Stored data
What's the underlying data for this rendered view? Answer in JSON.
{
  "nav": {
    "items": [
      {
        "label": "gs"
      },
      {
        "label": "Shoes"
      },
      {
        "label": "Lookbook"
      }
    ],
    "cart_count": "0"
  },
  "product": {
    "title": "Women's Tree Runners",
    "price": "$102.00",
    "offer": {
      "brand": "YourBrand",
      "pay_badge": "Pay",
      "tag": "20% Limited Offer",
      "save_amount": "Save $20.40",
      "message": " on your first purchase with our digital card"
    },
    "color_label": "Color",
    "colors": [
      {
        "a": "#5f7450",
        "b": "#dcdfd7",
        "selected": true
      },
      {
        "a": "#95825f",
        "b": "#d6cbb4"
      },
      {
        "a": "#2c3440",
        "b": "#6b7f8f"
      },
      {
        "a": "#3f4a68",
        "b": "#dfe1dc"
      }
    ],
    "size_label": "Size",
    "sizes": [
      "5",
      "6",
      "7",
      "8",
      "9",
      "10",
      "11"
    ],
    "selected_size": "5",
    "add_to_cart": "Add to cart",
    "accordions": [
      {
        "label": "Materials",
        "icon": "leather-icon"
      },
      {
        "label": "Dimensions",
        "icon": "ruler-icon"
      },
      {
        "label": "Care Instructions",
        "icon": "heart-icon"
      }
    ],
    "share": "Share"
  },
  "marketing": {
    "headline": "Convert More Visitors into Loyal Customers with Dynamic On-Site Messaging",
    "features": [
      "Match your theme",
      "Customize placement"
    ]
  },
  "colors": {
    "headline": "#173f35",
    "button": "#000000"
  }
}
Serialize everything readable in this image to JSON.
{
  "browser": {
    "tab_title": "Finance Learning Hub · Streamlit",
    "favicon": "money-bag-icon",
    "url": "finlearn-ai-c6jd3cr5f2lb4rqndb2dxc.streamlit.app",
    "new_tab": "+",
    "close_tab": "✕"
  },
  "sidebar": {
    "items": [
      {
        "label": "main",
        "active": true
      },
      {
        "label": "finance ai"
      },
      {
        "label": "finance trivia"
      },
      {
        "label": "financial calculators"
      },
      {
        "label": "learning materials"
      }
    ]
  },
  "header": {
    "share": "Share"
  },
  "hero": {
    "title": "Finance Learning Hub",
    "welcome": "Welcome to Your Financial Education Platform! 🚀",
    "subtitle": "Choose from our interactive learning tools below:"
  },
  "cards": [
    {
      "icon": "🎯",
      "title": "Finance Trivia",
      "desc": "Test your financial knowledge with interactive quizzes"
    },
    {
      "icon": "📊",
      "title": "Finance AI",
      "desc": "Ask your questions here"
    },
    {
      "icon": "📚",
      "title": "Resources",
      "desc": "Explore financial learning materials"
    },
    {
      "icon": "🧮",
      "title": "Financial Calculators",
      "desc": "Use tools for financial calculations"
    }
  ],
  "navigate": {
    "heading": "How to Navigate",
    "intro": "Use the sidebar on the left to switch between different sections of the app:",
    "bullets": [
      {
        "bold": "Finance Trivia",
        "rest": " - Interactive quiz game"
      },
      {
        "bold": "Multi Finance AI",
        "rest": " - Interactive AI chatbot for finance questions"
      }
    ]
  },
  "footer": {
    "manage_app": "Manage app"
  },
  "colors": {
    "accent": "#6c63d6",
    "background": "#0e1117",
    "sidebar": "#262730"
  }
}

** GIVEN TASK **
Repeat every line of the material exactly as given.

** OUTPUT **
What's the underlying data for this rendered view? Answer in JSON.
{
  "nav": {
    "items": [
      {
        "label": "gs"
      },
      {
        "label": "Shoes"
      },
      {
        "label": "Lookbook"
      }
    ],
    "cart_count": "0"
  },
  "product": {
    "title": "Women's Tree Runners",
    "price": "$102.00",
    "offer": {
      "brand": "YourBrand",
      "pay_badge": "Pay",
      "tag": "20% Limited Offer",
      "save_amount": "Save $20.40",
      "message": " on your first purchase with our digital card"
    },
    "color_label": "Color",
    "colors": [
      {
        "a": "#5f7450",
        "b": "#dcdfd7",
        "selected": true
      },
      {
        "a": "#95825f",
        "b": "#d6cbb4"
      },
      {
        "a": "#2c3440",
        "b": "#6b7f8f"
      },
      {
        "a": "#3f4a68",
        "b": "#dfe1dc"
      }
    ],
    "size_label": "Size",
    "sizes": [
      "5",
      "6",
      "7",
      "8",
      "9",
      "10",
      "11"
    ],
    "selected_size": "5",
    "add_to_cart": "Add to cart",
    "accordions": [
      {
        "label": "Materials",
        "icon": "leather-icon"
      },
      {
        "label": "Dimensions",
        "icon": "ruler-icon"
      },
      {
        "label": "Care Instructions",
        "icon": "heart-icon"
      }
    ],
    "share": "Share"
  },
  "marketing": {
    "headline": "Convert More Visitors into Loyal Customers with Dynamic On-Site Messaging",
    "features": [
      "Match your theme",
      "Customize placement"
    ]
  },
  "colors": {
    "headline": "#173f35",
    "button": "#000000"
  }
}
Serialize everything readable in this image to JSON.
{
  "browser": {
    "tab_title": "Finance Learning Hub · Streamlit",
    "favicon": "money-bag-icon",
    "url": "finlearn-ai-c6jd3cr5f2lb4rqndb2dxc.streamlit.app",
    "new_tab": "+",
    "close_tab": "✕"
  },
  "sidebar": {
    "items": [
      {
        "label": "main",
        "active": true
      },
      {
        "label": "finance ai"
      },
      {
        "label": "finance trivia"
      },
      {
        "label": "financial calculators"
      },
      {
        "label": "learning materials"
      }
    ]
  },
  "header": {
    "share": "Share"
  },
  "hero": {
    "title": "Finance Learning Hub",
    "welcome": "Welcome to Your Financial Education Platform! 🚀",
    "subtitle": "Choose from our interactive learning tools below:"
  },
  "cards": [
    {
      "icon": "🎯",
      "title": "Finance Trivia",
      "desc": "Test your financial knowledge with interactive quizzes"
    },
    {
      "icon": "📊",
      "title": "Finance AI",
      "desc": "Ask your questions here"
    },
    {
      "icon": "📚",
      "title": "Resources",
      "desc": "Explore financial learning materials"
    },
    {
      "icon": "🧮",
      "title": "Financial Calculators",
      "desc": "Use tools for financial calculations"
    }
  ],
  "navigate": {
    "heading": "How to Navigate",
    "intro": "Use the sidebar on the left to switch between different sections of the app:",
    "bullets": [
      {
        "bold": "Finance Trivia",
        "rest": " - Interactive quiz game"
      },
      {
        "bold": "Multi Finance AI",
        "rest": " - Interactive AI chatbot for finance questions"
      }
    ]
  },
  "footer": {
    "manage_app": "Manage app"
  },
  "colors": {
    "accent": "#6c63d6",
    "background": "#0e1117",
    "sidebar": "#262730"
  }
}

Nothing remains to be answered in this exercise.